• [Input rows]
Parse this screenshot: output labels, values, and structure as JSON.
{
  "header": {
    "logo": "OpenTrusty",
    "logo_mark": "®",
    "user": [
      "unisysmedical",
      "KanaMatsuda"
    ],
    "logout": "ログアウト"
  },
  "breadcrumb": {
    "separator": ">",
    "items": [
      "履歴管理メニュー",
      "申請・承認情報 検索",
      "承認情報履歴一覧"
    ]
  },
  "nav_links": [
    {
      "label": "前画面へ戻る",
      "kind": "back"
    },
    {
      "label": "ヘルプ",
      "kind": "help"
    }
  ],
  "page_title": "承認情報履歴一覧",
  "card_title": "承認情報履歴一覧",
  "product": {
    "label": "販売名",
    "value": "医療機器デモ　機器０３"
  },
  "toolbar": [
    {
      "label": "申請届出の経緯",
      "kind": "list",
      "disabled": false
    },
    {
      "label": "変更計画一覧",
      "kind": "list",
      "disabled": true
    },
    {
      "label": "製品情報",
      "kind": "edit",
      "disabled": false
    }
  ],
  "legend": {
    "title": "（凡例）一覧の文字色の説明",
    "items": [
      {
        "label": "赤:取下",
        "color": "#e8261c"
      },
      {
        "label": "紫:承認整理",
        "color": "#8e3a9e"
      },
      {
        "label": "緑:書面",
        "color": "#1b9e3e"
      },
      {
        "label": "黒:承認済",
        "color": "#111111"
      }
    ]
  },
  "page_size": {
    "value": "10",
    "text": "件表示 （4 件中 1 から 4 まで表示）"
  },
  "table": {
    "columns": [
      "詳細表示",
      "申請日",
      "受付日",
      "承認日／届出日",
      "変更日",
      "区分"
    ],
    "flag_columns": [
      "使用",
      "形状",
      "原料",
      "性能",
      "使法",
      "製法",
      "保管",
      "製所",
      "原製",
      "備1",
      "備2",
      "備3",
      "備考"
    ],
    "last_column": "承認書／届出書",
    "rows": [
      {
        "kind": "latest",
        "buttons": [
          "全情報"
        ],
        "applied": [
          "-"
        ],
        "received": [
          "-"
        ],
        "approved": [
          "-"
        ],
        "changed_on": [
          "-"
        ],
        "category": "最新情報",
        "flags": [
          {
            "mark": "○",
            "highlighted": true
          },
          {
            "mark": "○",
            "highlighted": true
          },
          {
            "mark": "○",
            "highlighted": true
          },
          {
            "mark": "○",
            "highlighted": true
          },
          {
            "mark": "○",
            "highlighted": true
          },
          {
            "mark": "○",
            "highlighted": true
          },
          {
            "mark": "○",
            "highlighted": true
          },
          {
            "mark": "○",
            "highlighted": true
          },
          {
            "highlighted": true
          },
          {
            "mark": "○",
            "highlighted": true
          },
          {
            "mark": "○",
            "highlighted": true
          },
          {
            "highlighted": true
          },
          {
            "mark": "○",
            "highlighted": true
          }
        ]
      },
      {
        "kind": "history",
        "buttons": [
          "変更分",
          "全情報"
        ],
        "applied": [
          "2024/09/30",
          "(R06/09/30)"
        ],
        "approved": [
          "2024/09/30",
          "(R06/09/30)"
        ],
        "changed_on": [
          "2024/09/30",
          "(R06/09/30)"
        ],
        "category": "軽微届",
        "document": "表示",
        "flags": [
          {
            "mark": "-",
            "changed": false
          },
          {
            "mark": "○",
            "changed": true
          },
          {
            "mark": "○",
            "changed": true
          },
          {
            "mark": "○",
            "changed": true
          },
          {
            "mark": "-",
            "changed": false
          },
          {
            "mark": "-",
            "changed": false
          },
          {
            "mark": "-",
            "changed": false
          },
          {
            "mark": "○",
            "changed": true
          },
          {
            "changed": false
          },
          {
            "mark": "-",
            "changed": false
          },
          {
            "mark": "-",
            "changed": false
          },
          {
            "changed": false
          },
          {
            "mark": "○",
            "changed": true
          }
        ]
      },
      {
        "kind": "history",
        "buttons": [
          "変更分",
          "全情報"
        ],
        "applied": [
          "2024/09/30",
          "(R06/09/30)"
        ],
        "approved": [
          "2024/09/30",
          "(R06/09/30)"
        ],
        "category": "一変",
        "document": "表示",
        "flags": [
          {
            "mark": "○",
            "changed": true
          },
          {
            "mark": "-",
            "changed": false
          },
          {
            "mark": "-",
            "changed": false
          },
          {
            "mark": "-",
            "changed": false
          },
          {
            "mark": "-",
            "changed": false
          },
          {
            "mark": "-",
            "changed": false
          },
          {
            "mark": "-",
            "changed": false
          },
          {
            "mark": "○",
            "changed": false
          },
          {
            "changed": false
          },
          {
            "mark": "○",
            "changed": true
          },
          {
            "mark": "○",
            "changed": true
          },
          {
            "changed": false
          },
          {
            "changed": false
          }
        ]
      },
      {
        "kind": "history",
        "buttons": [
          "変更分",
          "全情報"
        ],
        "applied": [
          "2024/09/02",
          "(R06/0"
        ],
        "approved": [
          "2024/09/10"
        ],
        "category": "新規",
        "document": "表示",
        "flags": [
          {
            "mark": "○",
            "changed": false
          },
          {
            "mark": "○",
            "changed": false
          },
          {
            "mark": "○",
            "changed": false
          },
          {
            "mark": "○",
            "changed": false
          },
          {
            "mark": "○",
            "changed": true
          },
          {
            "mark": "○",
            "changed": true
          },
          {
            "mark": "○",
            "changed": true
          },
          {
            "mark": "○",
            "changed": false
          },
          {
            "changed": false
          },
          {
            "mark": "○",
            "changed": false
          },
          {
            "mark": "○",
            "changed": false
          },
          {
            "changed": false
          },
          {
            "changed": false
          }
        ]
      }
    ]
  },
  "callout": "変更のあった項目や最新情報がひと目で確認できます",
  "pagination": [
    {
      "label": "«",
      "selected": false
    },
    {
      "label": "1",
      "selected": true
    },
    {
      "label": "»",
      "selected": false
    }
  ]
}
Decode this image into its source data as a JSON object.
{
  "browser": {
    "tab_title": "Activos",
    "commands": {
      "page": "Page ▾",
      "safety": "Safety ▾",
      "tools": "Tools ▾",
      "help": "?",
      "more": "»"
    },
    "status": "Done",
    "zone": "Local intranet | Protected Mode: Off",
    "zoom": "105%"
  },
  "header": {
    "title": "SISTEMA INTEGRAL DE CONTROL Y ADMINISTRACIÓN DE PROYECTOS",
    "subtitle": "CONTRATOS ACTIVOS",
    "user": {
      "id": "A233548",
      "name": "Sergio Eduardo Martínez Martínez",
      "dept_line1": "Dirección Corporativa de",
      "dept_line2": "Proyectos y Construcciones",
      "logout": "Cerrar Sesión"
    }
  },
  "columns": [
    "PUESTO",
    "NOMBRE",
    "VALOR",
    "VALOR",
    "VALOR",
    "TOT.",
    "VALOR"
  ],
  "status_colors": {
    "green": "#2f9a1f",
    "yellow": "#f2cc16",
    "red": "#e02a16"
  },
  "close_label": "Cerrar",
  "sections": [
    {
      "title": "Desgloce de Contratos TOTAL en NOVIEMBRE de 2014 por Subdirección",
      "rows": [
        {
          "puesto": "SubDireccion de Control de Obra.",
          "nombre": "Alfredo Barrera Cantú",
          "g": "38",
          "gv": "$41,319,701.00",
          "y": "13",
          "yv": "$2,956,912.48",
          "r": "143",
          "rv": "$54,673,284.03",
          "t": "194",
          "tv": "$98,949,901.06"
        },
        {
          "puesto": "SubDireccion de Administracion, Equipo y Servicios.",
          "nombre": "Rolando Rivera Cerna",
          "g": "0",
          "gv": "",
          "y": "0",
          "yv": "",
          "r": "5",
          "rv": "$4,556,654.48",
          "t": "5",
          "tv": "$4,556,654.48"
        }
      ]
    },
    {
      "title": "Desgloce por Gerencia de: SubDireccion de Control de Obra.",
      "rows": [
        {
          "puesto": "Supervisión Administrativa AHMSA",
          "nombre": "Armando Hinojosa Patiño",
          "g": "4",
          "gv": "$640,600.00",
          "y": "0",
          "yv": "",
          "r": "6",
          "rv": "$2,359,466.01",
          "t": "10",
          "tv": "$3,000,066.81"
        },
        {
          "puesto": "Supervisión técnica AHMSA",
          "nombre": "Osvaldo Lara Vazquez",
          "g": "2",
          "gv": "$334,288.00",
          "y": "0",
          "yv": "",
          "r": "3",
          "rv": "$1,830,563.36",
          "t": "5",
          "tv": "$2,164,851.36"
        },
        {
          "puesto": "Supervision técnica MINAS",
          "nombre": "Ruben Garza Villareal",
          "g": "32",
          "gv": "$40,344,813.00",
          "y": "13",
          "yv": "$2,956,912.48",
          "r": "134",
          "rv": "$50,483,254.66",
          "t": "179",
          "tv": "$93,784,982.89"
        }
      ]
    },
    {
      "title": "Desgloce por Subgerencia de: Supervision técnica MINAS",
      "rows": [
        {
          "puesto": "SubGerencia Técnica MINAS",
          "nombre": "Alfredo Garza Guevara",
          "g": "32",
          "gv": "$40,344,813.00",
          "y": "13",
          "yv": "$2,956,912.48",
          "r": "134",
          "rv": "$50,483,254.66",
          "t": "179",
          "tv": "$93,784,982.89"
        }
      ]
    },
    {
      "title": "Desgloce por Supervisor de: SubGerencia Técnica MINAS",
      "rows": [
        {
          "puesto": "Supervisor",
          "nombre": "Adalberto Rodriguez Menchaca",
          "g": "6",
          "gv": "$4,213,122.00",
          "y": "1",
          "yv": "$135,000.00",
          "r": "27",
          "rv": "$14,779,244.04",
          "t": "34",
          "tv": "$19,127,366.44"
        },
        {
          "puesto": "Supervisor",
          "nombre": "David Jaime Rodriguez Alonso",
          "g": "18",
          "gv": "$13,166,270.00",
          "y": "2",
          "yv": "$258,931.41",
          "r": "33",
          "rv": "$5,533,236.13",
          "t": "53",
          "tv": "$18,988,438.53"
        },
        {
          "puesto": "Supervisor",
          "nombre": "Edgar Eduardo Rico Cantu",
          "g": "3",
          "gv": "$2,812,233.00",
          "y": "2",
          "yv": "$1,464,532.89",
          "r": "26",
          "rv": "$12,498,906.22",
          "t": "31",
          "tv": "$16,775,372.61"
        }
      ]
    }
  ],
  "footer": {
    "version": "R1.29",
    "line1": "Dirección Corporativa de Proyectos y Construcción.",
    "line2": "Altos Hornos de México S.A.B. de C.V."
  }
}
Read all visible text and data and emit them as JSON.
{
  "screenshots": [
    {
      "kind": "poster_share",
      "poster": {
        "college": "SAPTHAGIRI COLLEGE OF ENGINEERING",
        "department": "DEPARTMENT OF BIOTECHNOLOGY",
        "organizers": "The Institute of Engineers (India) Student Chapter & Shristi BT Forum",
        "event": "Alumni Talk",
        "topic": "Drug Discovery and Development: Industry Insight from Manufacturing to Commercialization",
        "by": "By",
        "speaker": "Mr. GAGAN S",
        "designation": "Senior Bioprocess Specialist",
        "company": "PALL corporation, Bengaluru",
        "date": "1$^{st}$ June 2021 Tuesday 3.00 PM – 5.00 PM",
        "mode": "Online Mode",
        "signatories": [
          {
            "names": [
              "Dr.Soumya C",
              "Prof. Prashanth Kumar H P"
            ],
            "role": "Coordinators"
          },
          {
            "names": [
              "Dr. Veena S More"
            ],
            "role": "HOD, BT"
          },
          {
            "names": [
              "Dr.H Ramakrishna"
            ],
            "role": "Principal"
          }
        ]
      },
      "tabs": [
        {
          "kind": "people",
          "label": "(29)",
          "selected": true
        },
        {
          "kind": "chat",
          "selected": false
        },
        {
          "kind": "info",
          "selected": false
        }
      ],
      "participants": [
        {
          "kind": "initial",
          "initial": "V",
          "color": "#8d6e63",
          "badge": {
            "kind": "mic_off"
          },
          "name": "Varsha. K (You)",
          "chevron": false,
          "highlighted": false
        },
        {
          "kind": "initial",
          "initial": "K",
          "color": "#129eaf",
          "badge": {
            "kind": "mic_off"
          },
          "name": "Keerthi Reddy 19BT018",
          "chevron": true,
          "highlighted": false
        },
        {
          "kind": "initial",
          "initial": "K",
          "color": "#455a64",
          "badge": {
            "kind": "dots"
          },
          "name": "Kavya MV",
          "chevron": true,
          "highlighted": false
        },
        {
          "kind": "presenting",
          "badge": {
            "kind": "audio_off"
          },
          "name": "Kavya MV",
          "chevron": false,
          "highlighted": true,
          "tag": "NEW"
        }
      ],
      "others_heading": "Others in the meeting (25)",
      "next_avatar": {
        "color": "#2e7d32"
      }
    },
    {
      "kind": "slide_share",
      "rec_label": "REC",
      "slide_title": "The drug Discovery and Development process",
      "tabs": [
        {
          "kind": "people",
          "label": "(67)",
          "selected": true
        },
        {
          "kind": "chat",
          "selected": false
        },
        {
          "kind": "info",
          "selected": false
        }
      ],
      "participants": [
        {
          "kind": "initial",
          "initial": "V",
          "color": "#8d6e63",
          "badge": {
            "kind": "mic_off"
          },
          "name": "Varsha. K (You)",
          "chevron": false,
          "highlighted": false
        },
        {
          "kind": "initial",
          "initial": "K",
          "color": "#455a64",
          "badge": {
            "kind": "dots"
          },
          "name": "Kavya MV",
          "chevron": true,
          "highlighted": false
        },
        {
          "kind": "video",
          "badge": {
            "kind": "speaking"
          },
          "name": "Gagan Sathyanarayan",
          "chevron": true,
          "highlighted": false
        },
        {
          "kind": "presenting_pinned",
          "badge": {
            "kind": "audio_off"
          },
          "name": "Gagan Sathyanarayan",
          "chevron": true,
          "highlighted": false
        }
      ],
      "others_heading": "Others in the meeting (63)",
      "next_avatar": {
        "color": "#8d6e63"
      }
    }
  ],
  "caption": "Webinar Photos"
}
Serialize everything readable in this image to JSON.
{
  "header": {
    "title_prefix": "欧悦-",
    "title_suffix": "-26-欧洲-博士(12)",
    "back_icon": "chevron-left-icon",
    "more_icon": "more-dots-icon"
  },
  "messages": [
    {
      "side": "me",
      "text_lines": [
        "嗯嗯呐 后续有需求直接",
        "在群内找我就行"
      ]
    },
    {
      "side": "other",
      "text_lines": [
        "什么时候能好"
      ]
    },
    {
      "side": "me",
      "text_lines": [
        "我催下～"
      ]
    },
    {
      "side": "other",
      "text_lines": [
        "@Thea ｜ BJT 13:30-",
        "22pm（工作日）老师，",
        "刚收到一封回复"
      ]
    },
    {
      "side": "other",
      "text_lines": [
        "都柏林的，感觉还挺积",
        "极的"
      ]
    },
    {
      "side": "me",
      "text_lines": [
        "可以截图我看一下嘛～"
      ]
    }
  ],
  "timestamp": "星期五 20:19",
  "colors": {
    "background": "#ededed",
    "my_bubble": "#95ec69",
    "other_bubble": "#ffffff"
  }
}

• [What needs to be done] Take the line in which "Serialize everything readable" occurs and each subsequent line through the end; give these lines again without alteration.

• [Task response]
Serialize everything readable in this image to JSON.
{
  "header": {
    "title_prefix": "欧悦-",
    "title_suffix": "-26-欧洲-博士(12)",
    "back_icon": "chevron-left-icon",
    "more_icon": "more-dots-icon"
  },
  "messages": [
    {
      "side": "me",
      "text_lines": [
        "嗯嗯呐 后续有需求直接",
        "在群内找我就行"
      ]
    },
    {
      "side": "other",
      "text_lines": [
        "什么时候能好"
      ]
    },
    {
      "side": "me",
      "text_lines": [
        "我催下～"
      ]
    },
    {
      "side": "other",
      "text_lines": [
        "@Thea ｜ BJT 13:30-",
        "22pm（工作日）老师，",
        "刚收到一封回复"
      ]
    },
    {
      "side": "other",
      "text_lines": [
        "都柏林的，感觉还挺积",
        "极的"
      ]
    },
    {
      "side": "me",
      "text_lines": [
        "可以截图我看一下嘛～"
      ]
    }
  ],
  "timestamp": "星期五 20:19",
  "colors": {
    "background": "#ededed",
    "my_bubble": "#95ec69",
    "other_bubble": "#ffffff"
  }
}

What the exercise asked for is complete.